**Written task:** Convert the data below, from its first line through the line containing "- spin-arrows-icon[interactable]: [265, 167, 278, 184]", inclusive, into a JSON list of strings with one string per line and no blank lines.

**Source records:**
= = = = = = =

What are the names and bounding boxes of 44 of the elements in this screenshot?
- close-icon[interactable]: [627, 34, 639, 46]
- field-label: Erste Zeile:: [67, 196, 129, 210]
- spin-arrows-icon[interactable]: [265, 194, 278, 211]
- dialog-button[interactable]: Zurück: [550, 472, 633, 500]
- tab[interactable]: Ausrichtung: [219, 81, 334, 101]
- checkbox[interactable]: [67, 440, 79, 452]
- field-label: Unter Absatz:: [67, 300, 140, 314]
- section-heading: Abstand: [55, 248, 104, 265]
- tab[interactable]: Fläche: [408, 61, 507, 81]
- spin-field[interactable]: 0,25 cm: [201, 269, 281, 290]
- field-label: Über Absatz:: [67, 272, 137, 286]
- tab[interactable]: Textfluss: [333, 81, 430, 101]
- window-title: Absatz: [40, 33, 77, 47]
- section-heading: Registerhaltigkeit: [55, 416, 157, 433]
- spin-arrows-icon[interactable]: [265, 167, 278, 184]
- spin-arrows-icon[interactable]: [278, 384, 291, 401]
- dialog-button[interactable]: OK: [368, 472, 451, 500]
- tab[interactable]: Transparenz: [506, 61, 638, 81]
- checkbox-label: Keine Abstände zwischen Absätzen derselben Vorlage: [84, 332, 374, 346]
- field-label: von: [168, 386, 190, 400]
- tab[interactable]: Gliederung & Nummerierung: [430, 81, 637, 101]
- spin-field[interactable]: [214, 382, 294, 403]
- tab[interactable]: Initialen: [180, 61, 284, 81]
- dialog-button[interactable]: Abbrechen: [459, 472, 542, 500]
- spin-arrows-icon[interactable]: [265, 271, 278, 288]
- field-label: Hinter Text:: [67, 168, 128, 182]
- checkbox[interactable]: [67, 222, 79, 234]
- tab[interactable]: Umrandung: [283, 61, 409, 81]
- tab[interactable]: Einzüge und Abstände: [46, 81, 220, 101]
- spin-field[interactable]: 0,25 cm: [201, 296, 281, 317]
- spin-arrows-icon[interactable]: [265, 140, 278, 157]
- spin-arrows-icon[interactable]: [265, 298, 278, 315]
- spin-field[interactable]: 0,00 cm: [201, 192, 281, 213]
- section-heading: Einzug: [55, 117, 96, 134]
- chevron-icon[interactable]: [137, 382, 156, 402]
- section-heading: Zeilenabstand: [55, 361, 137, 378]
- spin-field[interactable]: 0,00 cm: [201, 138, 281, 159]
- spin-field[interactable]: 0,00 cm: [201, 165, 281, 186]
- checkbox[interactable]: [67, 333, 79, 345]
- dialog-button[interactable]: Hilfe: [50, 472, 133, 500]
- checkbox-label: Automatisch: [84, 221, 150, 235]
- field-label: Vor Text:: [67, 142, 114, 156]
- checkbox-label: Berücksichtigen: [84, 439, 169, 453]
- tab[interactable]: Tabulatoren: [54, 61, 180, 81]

= = = = = = =

**Task response:**
[
  "What are the names and bounding boxes of 44 of the elements in this screenshot?",
  "- close-icon[interactable]: [627, 34, 639, 46]",
  "- field-label: Erste Zeile:: [67, 196, 129, 210]",
  "- spin-arrows-icon[interactable]: [265, 194, 278, 211]",
  "- dialog-button[interactable]: Zurück: [550, 472, 633, 500]",
  "- tab[interactable]: Ausrichtung: [219, 81, 334, 101]",
  "- checkbox[interactable]: [67, 440, 79, 452]",
  "- field-label: Unter Absatz:: [67, 300, 140, 314]",
  "- section-heading: Abstand: [55, 248, 104, 265]",
  "- tab[interactable]: Fläche: [408, 61, 507, 81]",
  "- spin-field[interactable]: 0,25 cm: [201, 269, 281, 290]",
  "- field-label: Über Absatz:: [67, 272, 137, 286]",
  "- tab[interactable]: Textfluss: [333, 81, 430, 101]",
  "- window-title: Absatz: [40, 33, 77, 47]",
  "- section-heading: Registerhaltigkeit: [55, 416, 157, 433]",
  "- spin-arrows-icon[interactable]: [265, 167, 278, 184]"
]